▶ **Directive**
Transcribe the listing word for word.

▶ **Records for processing**
## Start

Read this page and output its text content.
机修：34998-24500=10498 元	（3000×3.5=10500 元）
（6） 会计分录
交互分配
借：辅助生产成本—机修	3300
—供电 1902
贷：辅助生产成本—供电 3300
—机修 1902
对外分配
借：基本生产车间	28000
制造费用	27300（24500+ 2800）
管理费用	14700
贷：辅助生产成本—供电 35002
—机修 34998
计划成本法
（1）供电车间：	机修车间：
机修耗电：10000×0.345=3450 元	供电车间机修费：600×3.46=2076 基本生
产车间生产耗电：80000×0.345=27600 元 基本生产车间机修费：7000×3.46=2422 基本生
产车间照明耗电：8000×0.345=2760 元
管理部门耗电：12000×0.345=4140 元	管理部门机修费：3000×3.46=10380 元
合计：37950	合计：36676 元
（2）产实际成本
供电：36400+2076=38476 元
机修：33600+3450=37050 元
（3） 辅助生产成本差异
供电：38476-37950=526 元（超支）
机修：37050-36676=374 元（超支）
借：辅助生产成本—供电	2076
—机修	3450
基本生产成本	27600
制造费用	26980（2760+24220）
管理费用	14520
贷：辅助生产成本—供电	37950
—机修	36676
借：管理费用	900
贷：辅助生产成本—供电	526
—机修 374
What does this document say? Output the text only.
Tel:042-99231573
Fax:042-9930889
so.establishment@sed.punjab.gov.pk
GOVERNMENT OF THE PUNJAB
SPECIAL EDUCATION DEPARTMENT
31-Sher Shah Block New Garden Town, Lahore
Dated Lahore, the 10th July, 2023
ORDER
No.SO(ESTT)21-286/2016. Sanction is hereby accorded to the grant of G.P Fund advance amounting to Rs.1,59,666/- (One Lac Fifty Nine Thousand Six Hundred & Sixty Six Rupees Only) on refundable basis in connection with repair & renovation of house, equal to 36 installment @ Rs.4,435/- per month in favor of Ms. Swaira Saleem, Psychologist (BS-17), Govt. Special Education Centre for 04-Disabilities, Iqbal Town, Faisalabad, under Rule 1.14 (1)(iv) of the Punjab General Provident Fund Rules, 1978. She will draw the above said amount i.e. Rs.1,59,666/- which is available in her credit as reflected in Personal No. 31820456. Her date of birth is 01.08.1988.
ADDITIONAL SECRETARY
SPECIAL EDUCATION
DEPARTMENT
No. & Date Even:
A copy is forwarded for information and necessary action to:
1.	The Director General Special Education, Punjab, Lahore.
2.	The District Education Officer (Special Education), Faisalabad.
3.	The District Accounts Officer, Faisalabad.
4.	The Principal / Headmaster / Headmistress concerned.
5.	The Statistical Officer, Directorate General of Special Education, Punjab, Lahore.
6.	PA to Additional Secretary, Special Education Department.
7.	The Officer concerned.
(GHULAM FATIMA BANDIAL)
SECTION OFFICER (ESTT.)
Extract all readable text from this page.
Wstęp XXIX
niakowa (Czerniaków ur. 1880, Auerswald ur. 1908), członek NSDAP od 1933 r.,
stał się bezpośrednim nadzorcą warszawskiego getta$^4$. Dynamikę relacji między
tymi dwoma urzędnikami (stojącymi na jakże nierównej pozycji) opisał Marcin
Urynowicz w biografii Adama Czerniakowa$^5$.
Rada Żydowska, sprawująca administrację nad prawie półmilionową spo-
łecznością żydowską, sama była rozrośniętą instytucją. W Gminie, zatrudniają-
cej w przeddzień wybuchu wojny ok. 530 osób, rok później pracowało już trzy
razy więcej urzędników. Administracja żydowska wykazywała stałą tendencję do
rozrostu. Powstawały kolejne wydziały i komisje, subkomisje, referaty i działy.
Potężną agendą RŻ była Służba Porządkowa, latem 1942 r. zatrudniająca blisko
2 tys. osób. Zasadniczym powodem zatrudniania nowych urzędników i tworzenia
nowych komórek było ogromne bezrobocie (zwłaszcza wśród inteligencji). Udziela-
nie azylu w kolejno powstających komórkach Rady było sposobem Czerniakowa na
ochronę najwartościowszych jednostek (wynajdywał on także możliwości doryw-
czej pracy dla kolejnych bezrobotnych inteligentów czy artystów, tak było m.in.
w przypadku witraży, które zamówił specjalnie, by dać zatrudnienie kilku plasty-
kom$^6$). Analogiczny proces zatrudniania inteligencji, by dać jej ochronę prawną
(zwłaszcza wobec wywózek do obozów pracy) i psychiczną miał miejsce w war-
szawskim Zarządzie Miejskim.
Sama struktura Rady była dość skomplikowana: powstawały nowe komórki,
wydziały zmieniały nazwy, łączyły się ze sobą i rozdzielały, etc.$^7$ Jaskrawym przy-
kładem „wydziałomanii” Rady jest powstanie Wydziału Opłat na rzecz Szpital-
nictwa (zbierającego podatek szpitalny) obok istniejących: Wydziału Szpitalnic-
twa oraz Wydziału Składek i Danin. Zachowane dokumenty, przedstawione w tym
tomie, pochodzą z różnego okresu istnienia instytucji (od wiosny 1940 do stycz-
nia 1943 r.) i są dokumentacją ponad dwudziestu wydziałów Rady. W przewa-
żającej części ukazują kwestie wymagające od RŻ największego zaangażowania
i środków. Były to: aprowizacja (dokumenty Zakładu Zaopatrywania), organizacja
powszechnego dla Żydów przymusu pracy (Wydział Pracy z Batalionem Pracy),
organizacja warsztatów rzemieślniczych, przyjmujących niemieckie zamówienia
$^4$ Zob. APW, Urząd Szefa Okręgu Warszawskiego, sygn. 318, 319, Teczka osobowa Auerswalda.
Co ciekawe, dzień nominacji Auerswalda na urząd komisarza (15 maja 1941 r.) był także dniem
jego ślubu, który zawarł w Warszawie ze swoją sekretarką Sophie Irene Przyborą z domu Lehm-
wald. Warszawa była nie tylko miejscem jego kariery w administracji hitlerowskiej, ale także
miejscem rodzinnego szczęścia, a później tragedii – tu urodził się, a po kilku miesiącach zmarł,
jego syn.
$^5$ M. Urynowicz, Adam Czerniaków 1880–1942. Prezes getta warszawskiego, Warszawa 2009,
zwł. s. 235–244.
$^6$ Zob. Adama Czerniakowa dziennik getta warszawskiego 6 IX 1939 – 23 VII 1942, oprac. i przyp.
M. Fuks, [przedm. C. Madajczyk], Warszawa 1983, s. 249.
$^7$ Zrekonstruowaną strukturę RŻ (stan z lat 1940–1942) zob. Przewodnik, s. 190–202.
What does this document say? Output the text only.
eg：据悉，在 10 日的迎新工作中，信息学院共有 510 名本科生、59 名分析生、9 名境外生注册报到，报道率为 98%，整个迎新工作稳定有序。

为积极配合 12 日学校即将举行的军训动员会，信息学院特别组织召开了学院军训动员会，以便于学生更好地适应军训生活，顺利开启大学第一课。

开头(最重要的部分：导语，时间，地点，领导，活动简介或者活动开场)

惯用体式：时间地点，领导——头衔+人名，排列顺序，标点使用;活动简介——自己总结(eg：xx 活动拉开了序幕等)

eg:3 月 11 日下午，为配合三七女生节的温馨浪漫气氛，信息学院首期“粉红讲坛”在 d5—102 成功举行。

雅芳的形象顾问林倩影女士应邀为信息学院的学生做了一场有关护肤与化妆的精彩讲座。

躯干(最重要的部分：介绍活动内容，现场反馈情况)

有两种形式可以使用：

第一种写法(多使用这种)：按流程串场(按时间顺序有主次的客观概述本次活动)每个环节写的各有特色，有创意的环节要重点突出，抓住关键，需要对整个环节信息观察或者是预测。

## End

▶ **Problem solution**
Read this page and output its text content.
机修：34998-24500=10498 元	（3000×3.5=10500 元）
（6） 会计分录
交互分配
借：辅助生产成本—机修	3300
—供电 1902
贷：辅助生产成本—供电 3300
—机修 1902
对外分配
借：基本生产车间	28000
制造费用	27300（24500+ 2800）
管理费用	14700
贷：辅助生产成本—供电 35002
—机修 34998
计划成本法
（1）供电车间：	机修车间：
机修耗电：10000×0.345=3450 元	供电车间机修费：600×3.46=2076 基本生
产车间生产耗电：80000×0.345=27600 元 基本生产车间机修费：7000×3.46=2422 基本生
产车间照明耗电：8000×0.345=2760 元
管理部门耗电：12000×0.345=4140 元	管理部门机修费：3000×3.46=10380 元
合计：37950	合计：36676 元
（2）产实际成本
供电：36400+2076=38476 元
机修：33600+3450=37050 元
（3） 辅助生产成本差异
供电：38476-37950=526 元（超支）
机修：37050-36676=374 元（超支）
借：辅助生产成本—供电	2076
—机修	3450
基本生产成本	27600
制造费用	26980（2760+24220）
管理费用	14520
贷：辅助生产成本—供电	37950
—机修	36676
借：管理费用	900
贷：辅助生产成本—供电	526
—机修 374
What does this document say? Output the text only.
Tel:042-99231573
Fax:042-9930889
so.establishment@sed.punjab.gov.pk
GOVERNMENT OF THE PUNJAB
SPECIAL EDUCATION DEPARTMENT
31-Sher Shah Block New Garden Town, Lahore
Dated Lahore, the 10th July, 2023
ORDER
No.SO(ESTT)21-286/2016. Sanction is hereby accorded to the grant of G.P Fund advance amounting to Rs.1,59,666/- (One Lac Fifty Nine Thousand Six Hundred & Sixty Six Rupees Only) on refundable basis in connection with repair & renovation of house, equal to 36 installment @ Rs.4,435/- per month in favor of Ms. Swaira Saleem, Psychologist (BS-17), Govt. Special Education Centre for 04-Disabilities, Iqbal Town, Faisalabad, under Rule 1.14 (1)(iv) of the Punjab General Provident Fund Rules, 1978. She will draw the above said amount i.e. Rs.1,59,666/- which is available in her credit as reflected in Personal No. 31820456. Her date of birth is 01.08.1988.
ADDITIONAL SECRETARY
SPECIAL EDUCATION
DEPARTMENT
No. & Date Even:
A copy is forwarded for information and necessary action to:
1.	The Director General Special Education, Punjab, Lahore.
2.	The District Education Officer (Special Education), Faisalabad.
3.	The District Accounts Officer, Faisalabad.
4.	The Principal / Headmaster / Headmistress concerned.
5.	The Statistical Officer, Directorate General of Special Education, Punjab, Lahore.
6.	PA to Additional Secretary, Special Education Department.
7.	The Officer concerned.
(GHULAM FATIMA BANDIAL)
SECTION OFFICER (ESTT.)
Extract all readable text from this page.
Wstęp XXIX
niakowa (Czerniaków ur. 1880, Auerswald ur. 1908), członek NSDAP od 1933 r.,
stał się bezpośrednim nadzorcą warszawskiego getta$^4$. Dynamikę relacji między
tymi dwoma urzędnikami (stojącymi na jakże nierównej pozycji) opisał Marcin
Urynowicz w biografii Adama Czerniakowa$^5$.
Rada Żydowska, sprawująca administrację nad prawie półmilionową spo-
łecznością żydowską, sama była rozrośniętą instytucją. W Gminie, zatrudniają-
cej w przeddzień wybuchu wojny ok. 530 osób, rok później pracowało już trzy
razy więcej urzędników. Administracja żydowska wykazywała stałą tendencję do
rozrostu. Powstawały kolejne wydziały i komisje, subkomisje, referaty i działy.
Potężną agendą RŻ była Służba Porządkowa, latem 1942 r. zatrudniająca blisko
2 tys. osób. Zasadniczym powodem zatrudniania nowych urzędników i tworzenia
nowych komórek było ogromne bezrobocie (zwłaszcza wśród inteligencji). Udziela-
nie azylu w kolejno powstających komórkach Rady było sposobem Czerniakowa na
ochronę najwartościowszych jednostek (wynajdywał on także możliwości doryw-
czej pracy dla kolejnych bezrobotnych inteligentów czy artystów, tak było m.in.
w przypadku witraży, które zamówił specjalnie, by dać zatrudnienie kilku plasty-
kom$^6$). Analogiczny proces zatrudniania inteligencji, by dać jej ochronę prawną
(zwłaszcza wobec wywózek do obozów pracy) i psychiczną miał miejsce w war-
szawskim Zarządzie Miejskim.
Sama struktura Rady była dość skomplikowana: powstawały nowe komórki,
wydziały zmieniały nazwy, łączyły się ze sobą i rozdzielały, etc.$^7$ Jaskrawym przy-
kładem „wydziałomanii” Rady jest powstanie Wydziału Opłat na rzecz Szpital-
nictwa (zbierającego podatek szpitalny) obok istniejących: Wydziału Szpitalnic-
twa oraz Wydziału Składek i Danin. Zachowane dokumenty, przedstawione w tym
tomie, pochodzą z różnego okresu istnienia instytucji (od wiosny 1940 do stycz-
nia 1943 r.) i są dokumentacją ponad dwudziestu wydziałów Rady. W przewa-
żającej części ukazują kwestie wymagające od RŻ największego zaangażowania
i środków. Były to: aprowizacja (dokumenty Zakładu Zaopatrywania), organizacja
powszechnego dla Żydów przymusu pracy (Wydział Pracy z Batalionem Pracy),
organizacja warsztatów rzemieślniczych, przyjmujących niemieckie zamówienia
$^4$ Zob. APW, Urząd Szefa Okręgu Warszawskiego, sygn. 318, 319, Teczka osobowa Auerswalda.
Co ciekawe, dzień nominacji Auerswalda na urząd komisarza (15 maja 1941 r.) był także dniem
jego ślubu, który zawarł w Warszawie ze swoją sekretarką Sophie Irene Przyborą z domu Lehm-
wald. Warszawa była nie tylko miejscem jego kariery w administracji hitlerowskiej, ale także
miejscem rodzinnego szczęścia, a później tragedii – tu urodził się, a po kilku miesiącach zmarł,
jego syn.
$^5$ M. Urynowicz, Adam Czerniaków 1880–1942. Prezes getta warszawskiego, Warszawa 2009,
zwł. s. 235–244.
$^6$ Zob. Adama Czerniakowa dziennik getta warszawskiego 6 IX 1939 – 23 VII 1942, oprac. i przyp.
M. Fuks, [przedm. C. Madajczyk], Warszawa 1983, s. 249.
$^7$ Zrekonstruowaną strukturę RŻ (stan z lat 1940–1942) zob. Przewodnik, s. 190–202.
What does this document say? Output the text only.
eg：据悉，在 10 日的迎新工作中，信息学院共有 510 名本科生、59 名分析生、9 名境外生注册报到，报道率为 98%，整个迎新工作稳定有序。

为积极配合 12 日学校即将举行的军训动员会，信息学院特别组织召开了学院军训动员会，以便于学生更好地适应军训生活，顺利开启大学第一课。

开头(最重要的部分：导语，时间，地点，领导，活动简介或者活动开场)

惯用体式：时间地点，领导——头衔+人名，排列顺序，标点使用;活动简介——自己总结(eg：xx 活动拉开了序幕等)

eg:3 月 11 日下午，为配合三七女生节的温馨浪漫气氛，信息学院首期“粉红讲坛”在 d5—102 成功举行。

雅芳的形象顾问林倩影女士应邀为信息学院的学生做了一场有关护肤与化妆的精彩讲座。

躯干(最重要的部分：介绍活动内容，现场反馈情况)

有两种形式可以使用：

第一种写法(多使用这种)：按流程串场(按时间顺序有主次的客观概述本次活动)每个环节写的各有特色，有创意的环节要重点突出，抓住关键，需要对整个环节信息观察或者是预测。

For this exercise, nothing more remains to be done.